**To do**
Determine which lines of the records include the word "beach", and copy them.

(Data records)
>>>>
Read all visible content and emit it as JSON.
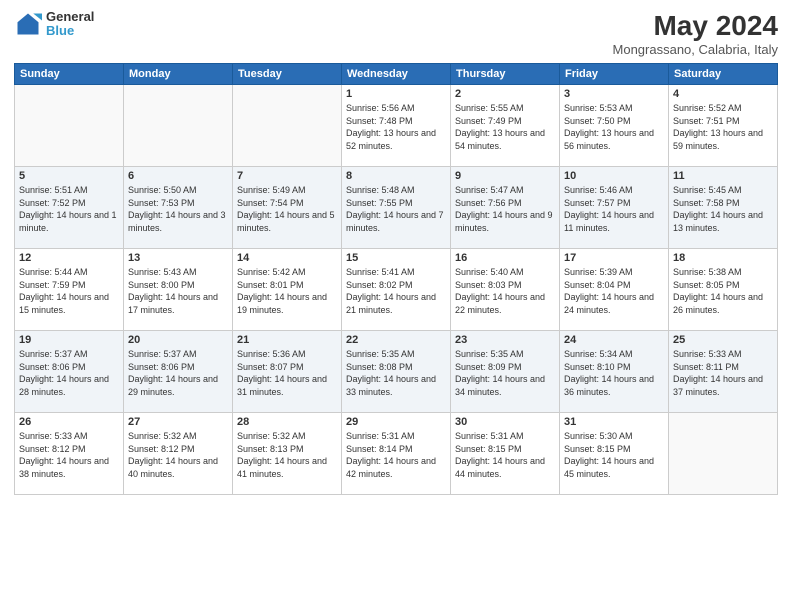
{
  "logo": {
    "line1": "General",
    "line2": "Blue"
  },
  "title": "May 2024",
  "location": "Mongrassano, Calabria, Italy",
  "days_of_week": [
    "Sunday",
    "Monday",
    "Tuesday",
    "Wednesday",
    "Thursday",
    "Friday",
    "Saturday"
  ],
  "weeks": [
    [
      {
        "num": "",
        "empty": true
      },
      {
        "num": "",
        "empty": true
      },
      {
        "num": "",
        "empty": true
      },
      {
        "num": "1",
        "sunrise": "5:56 AM",
        "sunset": "7:48 PM",
        "daylight": "13 hours and 52 minutes."
      },
      {
        "num": "2",
        "sunrise": "5:55 AM",
        "sunset": "7:49 PM",
        "daylight": "13 hours and 54 minutes."
      },
      {
        "num": "3",
        "sunrise": "5:53 AM",
        "sunset": "7:50 PM",
        "daylight": "13 hours and 56 minutes."
      },
      {
        "num": "4",
        "sunrise": "5:52 AM",
        "sunset": "7:51 PM",
        "daylight": "13 hours and 59 minutes."
      }
    ],
    [
      {
        "num": "5",
        "sunrise": "5:51 AM",
        "sunset": "7:52 PM",
        "daylight": "14 hours and 1 minute."
      },
      {
        "num": "6",
        "sunrise": "5:50 AM",
        "sunset": "7:53 PM",
        "daylight": "14 hours and 3 minutes."
      },
      {
        "num": "7",
        "sunrise": "5:49 AM",
        "sunset": "7:54 PM",
        "daylight": "14 hours and 5 minutes."
      },
      {
        "num": "8",
        "sunrise": "5:48 AM",
        "sunset": "7:55 PM",
        "daylight": "14 hours and 7 minutes."
      },
      {
        "num": "9",
        "sunrise": "5:47 AM",
        "sunset": "7:56 PM",
        "daylight": "14 hours and 9 minutes."
      },
      {
        "num": "10",
        "sunrise": "5:46 AM",
        "sunset": "7:57 PM",
        "daylight": "14 hours and 11 minutes."
      },
      {
        "num": "11",
        "sunrise": "5:45 AM",
        "sunset": "7:58 PM",
        "daylight": "14 hours and 13 minutes."
      }
    ],
    [
      {
        "num": "12",
        "sunrise": "5:44 AM",
        "sunset": "7:59 PM",
        "daylight": "14 hours and 15 minutes."
      },
      {
        "num": "13",
        "sunrise": "5:43 AM",
        "sunset": "8:00 PM",
        "daylight": "14 hours and 17 minutes."
      },
      {
        "num": "14",
        "sunrise": "5:42 AM",
        "sunset": "8:01 PM",
        "daylight": "14 hours and 19 minutes."
      },
      {
        "num": "15",
        "sunrise": "5:41 AM",
        "sunset": "8:02 PM",
        "daylight": "14 hours and 21 minutes."
      },
      {
        "num": "16",
        "sunrise": "5:40 AM",
        "sunset": "8:03 PM",
        "daylight": "14 hours and 22 minutes."
      },
      {
        "num": "17",
        "sunrise": "5:39 AM",
        "sunset": "8:04 PM",
        "daylight": "14 hours and 24 minutes."
      },
      {
        "num": "18",
        "sunrise": "5:38 AM",
        "sunset": "8:05 PM",
        "daylight": "14 hours and 26 minutes."
      }
    ],
    [
      {
        "num": "19",
        "sunrise": "5:37 AM",
        "sunset": "8:06 PM",
        "daylight": "14 hours and 28 minutes."
      },
      {
        "num": "20",
        "sunrise": "5:37 AM",
        "sunset": "8:06 PM",
        "daylight": "14 hours and 29 minutes."
      },
      {
        "num": "21",
        "sunrise": "5:36 AM",
        "sunset": "8:07 PM",
        "daylight": "14 hours and 31 minutes."
      },
      {
        "num": "22",
        "sunrise": "5:35 AM",
        "sunset": "8:08 PM",
        "daylight": "14 hours and 33 minutes."
      },
      {
        "num": "23",
        "sunrise": "5:35 AM",
        "sunset": "8:09 PM",
        "daylight": "14 hours and 34 minutes."
      },
      {
        "num": "24",
        "sunrise": "5:34 AM",
        "sunset": "8:10 PM",
        "daylight": "14 hours and 36 minutes."
      },
      {
        "num": "25",
        "sunrise": "5:33 AM",
        "sunset": "8:11 PM",
        "daylight": "14 hours and 37 minutes."
      }
    ],
    [
      {
        "num": "26",
        "sunrise": "5:33 AM",
        "sunset": "8:12 PM",
        "daylight": "14 hours and 38 minutes."
      },
      {
        "num": "27",
        "sunrise": "5:32 AM",
        "sunset": "8:12 PM",
        "daylight": "14 hours and 40 minutes."
      },
      {
        "num": "28",
        "sunrise": "5:32 AM",
        "sunset": "8:13 PM",
        "daylight": "14 hours and 41 minutes."
      },
      {
        "num": "29",
        "sunrise": "5:31 AM",
        "sunset": "8:14 PM",
        "daylight": "14 hours and 42 minutes."
      },
      {
        "num": "30",
        "sunrise": "5:31 AM",
        "sunset": "8:15 PM",
        "daylight": "14 hours and 44 minutes."
      },
      {
        "num": "31",
        "sunrise": "5:30 AM",
        "sunset": "8:15 PM",
        "daylight": "14 hours and 45 minutes."
      },
      {
        "num": "",
        "empty": true
      }
    ]
  ]
}
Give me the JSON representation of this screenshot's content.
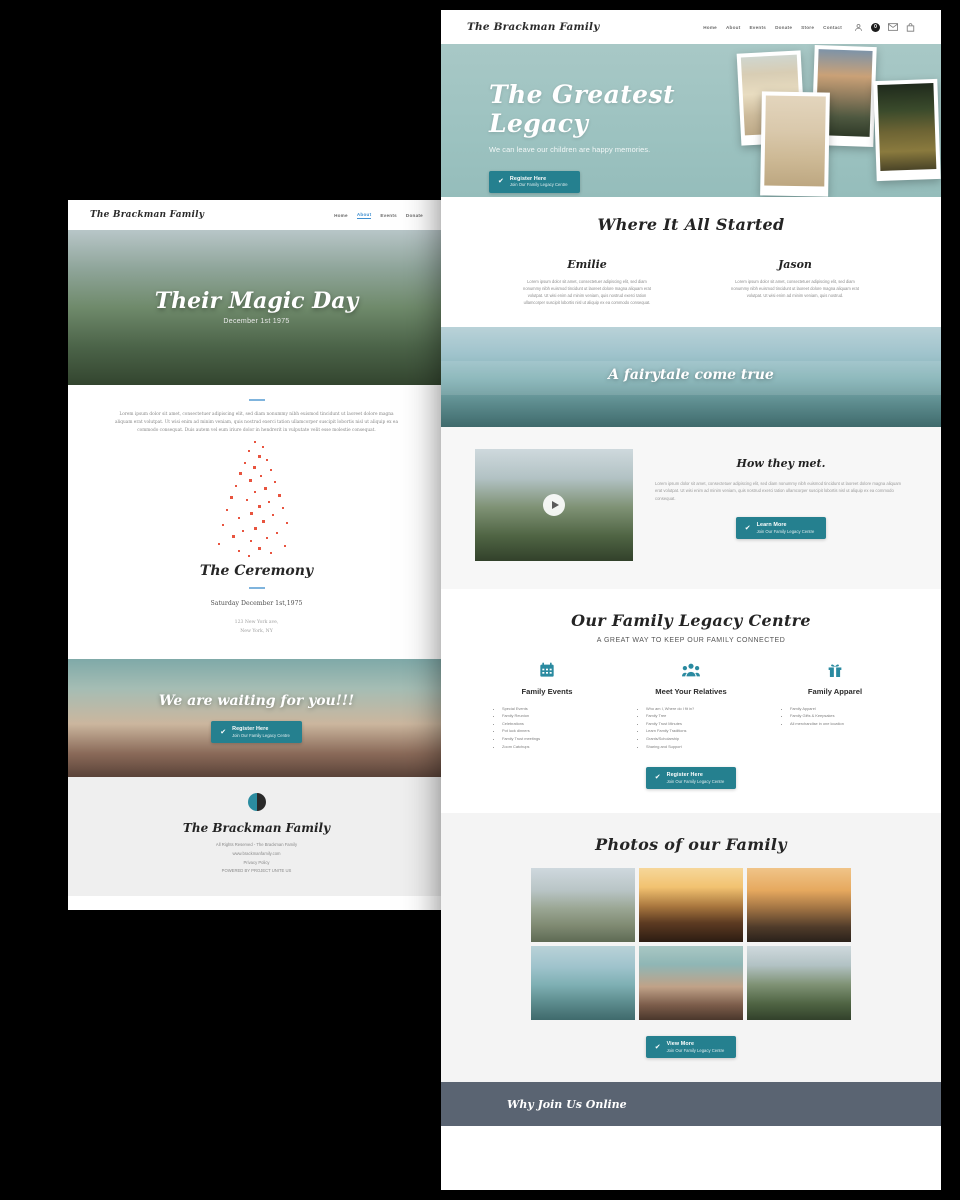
{
  "brand": {
    "name": "The Brackman Family"
  },
  "front_window": {
    "nav": {
      "items": [
        "Home",
        "About",
        "Events",
        "Donate",
        "Store",
        "Contact"
      ],
      "icons": [
        "user-icon",
        "notification-icon",
        "mail-icon",
        "bag-icon"
      ],
      "notification_badge": "0"
    },
    "hero": {
      "title": "The Greatest Legacy",
      "subtitle": "We can leave our children are happy memories.",
      "cta": {
        "line1": "Register Here",
        "line2": "Join Our Family Legacy Centre",
        "icon": "check-icon"
      }
    },
    "started": {
      "title": "Where It All Started",
      "people": [
        {
          "name": "Emilie",
          "photo": "woman-in-sunset-field",
          "text": "Lorem ipsum dolor sit amet, consectetuer adipiscing elit, sed diam nonummy nibh euismod tincidunt ut laoreet dolore magna aliquam erat volutpat. Ut wisi enim ad minim veniam, quis nostrud exerci tation ullamcorper suscipit lobortis nisl ut aliquip ex ea commodo consequat."
        },
        {
          "name": "Jason",
          "photo": "man-overlooking-city",
          "text": "Lorem ipsum dolor sit amet, consectetuer adipiscing elit, sed diam nonummy nibh euismod tincidunt ut laoreet dolore magna aliquam erat volutpat. Ut wisi enim ad minim veniam, quis nostrud."
        }
      ]
    },
    "fairytale_banner": {
      "text": "A fairytale come true",
      "photo": "couple-with-bicycles-on-beach"
    },
    "how_they_met": {
      "title": "How they met.",
      "video_photo": "couple-on-bench-mountains",
      "play_icon": "play-icon",
      "text": "Lorem ipsum dolor sit amet, consectetuer adipiscing elit, sed diam nonummy nibh euismod tincidunt ut laoreet dolore magna aliquam erat volutpat. Ut wisi enim ad minim veniam, quis nostrud exerci tation ullamcorper suscipit lobortis nisl ut aliquip ex ea commodo consequat.",
      "cta": {
        "line1": "Learn More",
        "line2": "Join Our Family Legacy Centre",
        "icon": "check-icon"
      }
    },
    "legacy_centre": {
      "title": "Our Family Legacy Centre",
      "subtitle": "A GREAT WAY TO KEEP OUR FAMILY CONNECTED",
      "features": [
        {
          "icon": "calendar-icon",
          "title": "Family Events",
          "items": [
            "Special Events",
            "Family Reunion",
            "Celebrations",
            "Pot luck dinners",
            "Family Trust meetings",
            "Zoom Catchups"
          ]
        },
        {
          "icon": "people-icon",
          "title": "Meet Your Relatives",
          "items": [
            "Who am I, Where do I fit in?",
            "Family Tree",
            "Family Trust Minutes",
            "Learn Family Traditions",
            "Grants/Scholarship",
            "Sharing and Support"
          ]
        },
        {
          "icon": "gift-icon",
          "title": "Family Apparel",
          "items": [
            "Family Apparel",
            "Family Gifts & Keepsakes",
            "All merchandise in one location"
          ]
        }
      ],
      "cta": {
        "line1": "Register Here",
        "line2": "Join Our Family Legacy Centre",
        "icon": "check-icon"
      }
    },
    "photos": {
      "title": "Photos of our Family",
      "items": [
        "man-overlooking-city",
        "woman-in-sunset-field",
        "couple-at-sunset-dock",
        "couple-bicycles-beach",
        "hands-reaching-over-rocks",
        "couple-on-bench-mountains"
      ],
      "cta": {
        "line1": "View More",
        "line2": "Join Our Family Legacy Centre",
        "icon": "check-icon"
      }
    },
    "bottom_bar": {
      "text": "Why Join Us Online"
    }
  },
  "back_window": {
    "nav": {
      "items": [
        "Home",
        "About",
        "Events",
        "Donate"
      ],
      "active": "About"
    },
    "hero": {
      "title": "Their Magic Day",
      "date": "December 1st 1975",
      "photo": "couple-on-bench-mountains"
    },
    "intro": "Lorem ipsum dolor sit amet, consectetuer adipiscing elit, sed diam nonummy nibh euismod tincidunt ut laoreet dolore magna aliquam erat volutpat. Ut wisi enim ad minim veniam, quis nostrud exerci tation ullamcorper suscipit lobortis nisl ut aliquip ex ea commodo consequat. Duis autem vel eum iriure dolor in hendrerit in vulputate velit esse molestie consequat.",
    "ceremony": {
      "title": "The Ceremony",
      "date": "Saturday December 1st,1975",
      "address_line1": "123 New York ave,",
      "address_line2": "New York, NY"
    },
    "waiting": {
      "text": "We are waiting for you!!!",
      "photo": "hand-with-ring-over-water",
      "cta": {
        "line1": "Register Here",
        "line2": "Join Our Family Legacy Centre",
        "icon": "check-icon"
      }
    },
    "footer": {
      "logo": "family-logo-icon",
      "title": "The Brackman Family",
      "lines": [
        "All Rights Reserved - The Brackman Family",
        "www.brackmanfamily.com",
        "Privacy Policy",
        "POWERED BY PROJECT UNITE US"
      ]
    }
  },
  "colors": {
    "accent": "#25808f",
    "hero_bg": "#9cc2c0",
    "footer_bar": "#5a6472",
    "link_active": "#3f8fd0"
  }
}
<<<<
**Response to this task**
      "photo": "couple-with-bicycles-on-beach"
        "couple-bicycles-beach",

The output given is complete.